* **WORK TO COMPLETE**
Looking through the listing, how many of its lines hold the word "σταλεῖ"? Answer with only the number.
* Start *
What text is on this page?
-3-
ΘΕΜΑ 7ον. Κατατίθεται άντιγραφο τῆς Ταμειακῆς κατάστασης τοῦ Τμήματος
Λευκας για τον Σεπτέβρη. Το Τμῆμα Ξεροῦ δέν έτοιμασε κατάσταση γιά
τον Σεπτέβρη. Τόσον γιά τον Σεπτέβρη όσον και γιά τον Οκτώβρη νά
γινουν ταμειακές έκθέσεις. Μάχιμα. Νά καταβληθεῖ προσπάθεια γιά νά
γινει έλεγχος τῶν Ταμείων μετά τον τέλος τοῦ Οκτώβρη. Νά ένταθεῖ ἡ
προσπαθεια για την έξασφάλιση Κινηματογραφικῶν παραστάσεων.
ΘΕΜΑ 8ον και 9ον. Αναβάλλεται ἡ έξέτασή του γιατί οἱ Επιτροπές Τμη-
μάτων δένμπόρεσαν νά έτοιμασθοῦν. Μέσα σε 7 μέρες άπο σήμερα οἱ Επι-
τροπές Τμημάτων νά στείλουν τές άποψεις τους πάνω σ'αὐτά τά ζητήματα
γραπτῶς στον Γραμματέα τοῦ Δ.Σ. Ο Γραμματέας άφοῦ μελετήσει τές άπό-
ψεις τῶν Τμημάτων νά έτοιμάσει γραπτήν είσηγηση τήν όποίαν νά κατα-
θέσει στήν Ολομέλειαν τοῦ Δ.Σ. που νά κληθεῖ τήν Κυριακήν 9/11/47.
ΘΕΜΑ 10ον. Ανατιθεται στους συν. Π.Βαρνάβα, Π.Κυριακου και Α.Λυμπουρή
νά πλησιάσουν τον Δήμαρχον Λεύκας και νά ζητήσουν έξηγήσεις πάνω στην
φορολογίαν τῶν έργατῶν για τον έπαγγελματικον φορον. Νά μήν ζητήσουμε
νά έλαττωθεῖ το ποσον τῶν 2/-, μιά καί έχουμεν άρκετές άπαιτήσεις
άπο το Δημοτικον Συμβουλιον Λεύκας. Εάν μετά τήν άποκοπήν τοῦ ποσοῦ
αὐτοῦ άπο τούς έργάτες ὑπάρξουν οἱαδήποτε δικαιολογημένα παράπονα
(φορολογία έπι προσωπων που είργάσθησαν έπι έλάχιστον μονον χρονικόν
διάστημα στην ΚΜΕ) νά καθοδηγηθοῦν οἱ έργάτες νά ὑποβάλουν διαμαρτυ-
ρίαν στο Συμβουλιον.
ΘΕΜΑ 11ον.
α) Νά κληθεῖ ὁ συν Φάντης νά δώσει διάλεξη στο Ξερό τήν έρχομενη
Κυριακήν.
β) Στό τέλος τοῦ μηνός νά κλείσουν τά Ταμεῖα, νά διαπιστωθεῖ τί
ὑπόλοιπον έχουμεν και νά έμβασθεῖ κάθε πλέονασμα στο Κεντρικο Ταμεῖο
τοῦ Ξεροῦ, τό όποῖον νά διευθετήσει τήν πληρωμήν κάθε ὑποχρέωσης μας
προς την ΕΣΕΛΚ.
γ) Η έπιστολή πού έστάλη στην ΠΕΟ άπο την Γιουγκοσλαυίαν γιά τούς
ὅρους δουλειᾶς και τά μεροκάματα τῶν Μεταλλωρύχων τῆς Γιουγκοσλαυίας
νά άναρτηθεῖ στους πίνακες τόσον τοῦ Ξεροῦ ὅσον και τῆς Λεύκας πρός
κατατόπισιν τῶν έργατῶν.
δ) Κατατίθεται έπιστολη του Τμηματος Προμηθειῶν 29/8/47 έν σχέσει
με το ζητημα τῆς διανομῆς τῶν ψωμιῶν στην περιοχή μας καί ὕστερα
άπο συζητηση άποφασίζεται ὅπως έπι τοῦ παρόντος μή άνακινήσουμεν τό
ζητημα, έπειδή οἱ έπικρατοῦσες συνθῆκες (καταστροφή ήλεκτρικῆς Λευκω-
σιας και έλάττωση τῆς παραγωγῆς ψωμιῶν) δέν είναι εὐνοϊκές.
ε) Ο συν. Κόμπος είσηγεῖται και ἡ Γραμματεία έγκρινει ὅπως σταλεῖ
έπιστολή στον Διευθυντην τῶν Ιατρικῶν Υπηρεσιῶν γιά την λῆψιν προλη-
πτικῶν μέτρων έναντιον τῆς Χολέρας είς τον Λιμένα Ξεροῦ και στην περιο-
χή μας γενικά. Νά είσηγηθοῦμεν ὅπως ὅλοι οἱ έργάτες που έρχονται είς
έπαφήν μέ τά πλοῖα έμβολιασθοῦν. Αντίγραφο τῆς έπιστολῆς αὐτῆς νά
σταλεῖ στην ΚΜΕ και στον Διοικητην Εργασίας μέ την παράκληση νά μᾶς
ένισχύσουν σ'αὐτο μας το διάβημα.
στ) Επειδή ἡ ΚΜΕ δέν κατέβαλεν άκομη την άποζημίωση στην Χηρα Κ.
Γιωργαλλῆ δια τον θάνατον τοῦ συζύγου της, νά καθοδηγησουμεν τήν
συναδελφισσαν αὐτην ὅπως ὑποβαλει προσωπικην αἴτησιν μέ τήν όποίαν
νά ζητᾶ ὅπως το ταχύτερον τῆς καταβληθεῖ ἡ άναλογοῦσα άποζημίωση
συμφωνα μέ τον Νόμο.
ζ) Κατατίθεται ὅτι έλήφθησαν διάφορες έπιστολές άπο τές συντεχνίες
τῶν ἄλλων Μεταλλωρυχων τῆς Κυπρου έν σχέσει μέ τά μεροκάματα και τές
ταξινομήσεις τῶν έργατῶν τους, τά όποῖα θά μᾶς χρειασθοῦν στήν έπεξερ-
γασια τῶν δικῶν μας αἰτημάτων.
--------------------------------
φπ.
* End *
* **REPLY**
2